## GIVEN PROBLEM:
Copy out all lines that carry the word "username".

[start]

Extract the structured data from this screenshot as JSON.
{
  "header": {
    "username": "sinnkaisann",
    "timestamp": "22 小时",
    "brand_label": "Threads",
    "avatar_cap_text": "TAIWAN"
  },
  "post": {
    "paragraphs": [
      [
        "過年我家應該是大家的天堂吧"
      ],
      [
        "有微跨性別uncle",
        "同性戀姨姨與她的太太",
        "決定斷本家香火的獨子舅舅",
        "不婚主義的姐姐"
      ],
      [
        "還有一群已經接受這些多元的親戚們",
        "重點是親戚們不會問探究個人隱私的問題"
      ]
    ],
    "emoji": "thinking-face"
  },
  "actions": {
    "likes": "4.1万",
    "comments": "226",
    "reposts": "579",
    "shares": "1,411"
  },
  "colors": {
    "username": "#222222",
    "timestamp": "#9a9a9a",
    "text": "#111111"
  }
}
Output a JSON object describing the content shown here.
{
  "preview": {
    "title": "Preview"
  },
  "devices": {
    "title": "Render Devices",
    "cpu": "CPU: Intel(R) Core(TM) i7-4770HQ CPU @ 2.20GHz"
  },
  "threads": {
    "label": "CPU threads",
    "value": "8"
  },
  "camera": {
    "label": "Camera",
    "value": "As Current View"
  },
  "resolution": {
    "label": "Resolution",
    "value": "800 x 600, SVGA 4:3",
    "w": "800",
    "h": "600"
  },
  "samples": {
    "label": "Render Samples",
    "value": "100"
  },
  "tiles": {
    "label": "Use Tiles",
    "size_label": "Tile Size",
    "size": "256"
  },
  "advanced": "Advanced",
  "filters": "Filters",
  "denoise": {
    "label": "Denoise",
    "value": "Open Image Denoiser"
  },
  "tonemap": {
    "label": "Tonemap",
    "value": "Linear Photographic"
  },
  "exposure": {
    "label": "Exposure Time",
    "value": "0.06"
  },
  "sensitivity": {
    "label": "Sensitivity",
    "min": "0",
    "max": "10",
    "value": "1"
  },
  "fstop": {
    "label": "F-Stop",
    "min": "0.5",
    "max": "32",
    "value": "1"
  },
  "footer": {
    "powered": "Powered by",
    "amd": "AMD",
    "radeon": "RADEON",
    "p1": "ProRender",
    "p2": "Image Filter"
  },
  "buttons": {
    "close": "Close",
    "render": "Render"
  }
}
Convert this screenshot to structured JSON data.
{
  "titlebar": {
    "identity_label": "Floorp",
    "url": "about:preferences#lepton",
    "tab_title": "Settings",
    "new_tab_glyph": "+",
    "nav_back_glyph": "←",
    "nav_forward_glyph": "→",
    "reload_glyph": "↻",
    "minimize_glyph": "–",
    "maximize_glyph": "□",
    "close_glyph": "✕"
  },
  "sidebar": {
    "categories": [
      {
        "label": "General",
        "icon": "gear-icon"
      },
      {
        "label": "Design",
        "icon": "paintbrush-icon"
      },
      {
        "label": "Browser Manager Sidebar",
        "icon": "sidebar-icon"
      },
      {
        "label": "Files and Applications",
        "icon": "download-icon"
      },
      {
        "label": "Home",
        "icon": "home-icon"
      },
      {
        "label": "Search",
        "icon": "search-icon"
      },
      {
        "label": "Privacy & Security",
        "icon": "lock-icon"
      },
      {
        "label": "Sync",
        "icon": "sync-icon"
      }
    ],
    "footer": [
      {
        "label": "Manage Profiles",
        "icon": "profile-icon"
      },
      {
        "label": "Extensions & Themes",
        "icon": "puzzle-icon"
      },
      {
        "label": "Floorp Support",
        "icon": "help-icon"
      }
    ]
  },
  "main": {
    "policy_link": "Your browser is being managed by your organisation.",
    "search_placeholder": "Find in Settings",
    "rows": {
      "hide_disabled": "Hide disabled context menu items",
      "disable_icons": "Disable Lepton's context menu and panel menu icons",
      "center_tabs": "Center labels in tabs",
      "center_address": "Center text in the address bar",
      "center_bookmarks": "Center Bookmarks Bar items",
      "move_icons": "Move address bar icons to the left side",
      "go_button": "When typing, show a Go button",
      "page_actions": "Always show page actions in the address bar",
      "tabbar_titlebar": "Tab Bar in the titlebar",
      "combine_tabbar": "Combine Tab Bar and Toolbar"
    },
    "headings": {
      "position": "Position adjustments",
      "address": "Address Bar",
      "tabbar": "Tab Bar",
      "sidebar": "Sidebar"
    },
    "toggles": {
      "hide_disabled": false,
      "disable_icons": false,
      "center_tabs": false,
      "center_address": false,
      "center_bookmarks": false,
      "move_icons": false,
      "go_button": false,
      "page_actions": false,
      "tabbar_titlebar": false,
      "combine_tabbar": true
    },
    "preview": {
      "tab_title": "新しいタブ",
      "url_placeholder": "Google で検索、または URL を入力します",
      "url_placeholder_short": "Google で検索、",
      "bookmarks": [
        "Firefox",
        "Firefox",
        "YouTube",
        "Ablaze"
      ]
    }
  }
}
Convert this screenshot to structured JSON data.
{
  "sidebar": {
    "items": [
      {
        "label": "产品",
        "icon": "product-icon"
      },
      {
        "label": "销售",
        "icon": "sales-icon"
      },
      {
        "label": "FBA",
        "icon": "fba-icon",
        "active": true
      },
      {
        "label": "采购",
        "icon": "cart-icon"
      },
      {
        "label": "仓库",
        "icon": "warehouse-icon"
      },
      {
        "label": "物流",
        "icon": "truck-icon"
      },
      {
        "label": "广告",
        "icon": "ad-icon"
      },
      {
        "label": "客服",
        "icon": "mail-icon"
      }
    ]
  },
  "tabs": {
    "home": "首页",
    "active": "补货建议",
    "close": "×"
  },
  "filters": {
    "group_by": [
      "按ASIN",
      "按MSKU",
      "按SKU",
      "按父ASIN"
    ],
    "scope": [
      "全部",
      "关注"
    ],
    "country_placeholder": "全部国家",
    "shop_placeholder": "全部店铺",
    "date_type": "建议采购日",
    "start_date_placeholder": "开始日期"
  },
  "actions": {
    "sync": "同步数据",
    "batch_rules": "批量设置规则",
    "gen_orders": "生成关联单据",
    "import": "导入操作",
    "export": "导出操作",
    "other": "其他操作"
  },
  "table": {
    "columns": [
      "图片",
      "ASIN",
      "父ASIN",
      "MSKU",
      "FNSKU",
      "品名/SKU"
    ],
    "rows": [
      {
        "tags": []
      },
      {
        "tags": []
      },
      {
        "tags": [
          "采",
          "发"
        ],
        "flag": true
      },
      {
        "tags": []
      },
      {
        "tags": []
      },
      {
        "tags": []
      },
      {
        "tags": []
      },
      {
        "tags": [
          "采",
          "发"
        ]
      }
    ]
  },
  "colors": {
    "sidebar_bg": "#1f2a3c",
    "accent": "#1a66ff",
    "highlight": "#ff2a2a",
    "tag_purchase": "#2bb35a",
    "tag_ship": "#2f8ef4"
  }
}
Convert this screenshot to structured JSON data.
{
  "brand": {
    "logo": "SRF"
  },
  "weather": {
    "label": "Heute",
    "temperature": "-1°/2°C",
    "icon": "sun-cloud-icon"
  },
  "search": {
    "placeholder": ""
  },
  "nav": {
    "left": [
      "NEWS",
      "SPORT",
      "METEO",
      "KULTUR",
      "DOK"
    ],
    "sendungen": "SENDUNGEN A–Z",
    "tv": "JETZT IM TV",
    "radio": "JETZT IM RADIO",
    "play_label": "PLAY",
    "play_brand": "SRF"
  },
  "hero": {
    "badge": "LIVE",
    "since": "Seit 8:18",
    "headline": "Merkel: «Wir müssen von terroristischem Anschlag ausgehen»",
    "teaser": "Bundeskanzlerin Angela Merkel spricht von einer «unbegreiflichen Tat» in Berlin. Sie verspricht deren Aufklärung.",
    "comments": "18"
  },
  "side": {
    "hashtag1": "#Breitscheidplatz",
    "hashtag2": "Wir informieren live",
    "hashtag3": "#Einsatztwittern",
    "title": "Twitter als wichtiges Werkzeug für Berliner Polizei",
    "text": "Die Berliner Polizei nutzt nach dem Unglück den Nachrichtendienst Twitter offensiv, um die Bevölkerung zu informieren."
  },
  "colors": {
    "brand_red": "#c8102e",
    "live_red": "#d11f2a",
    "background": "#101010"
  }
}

[end]

## FULL RESPONSE:
    "username": "sinnkaisann",
    "username": "#222222",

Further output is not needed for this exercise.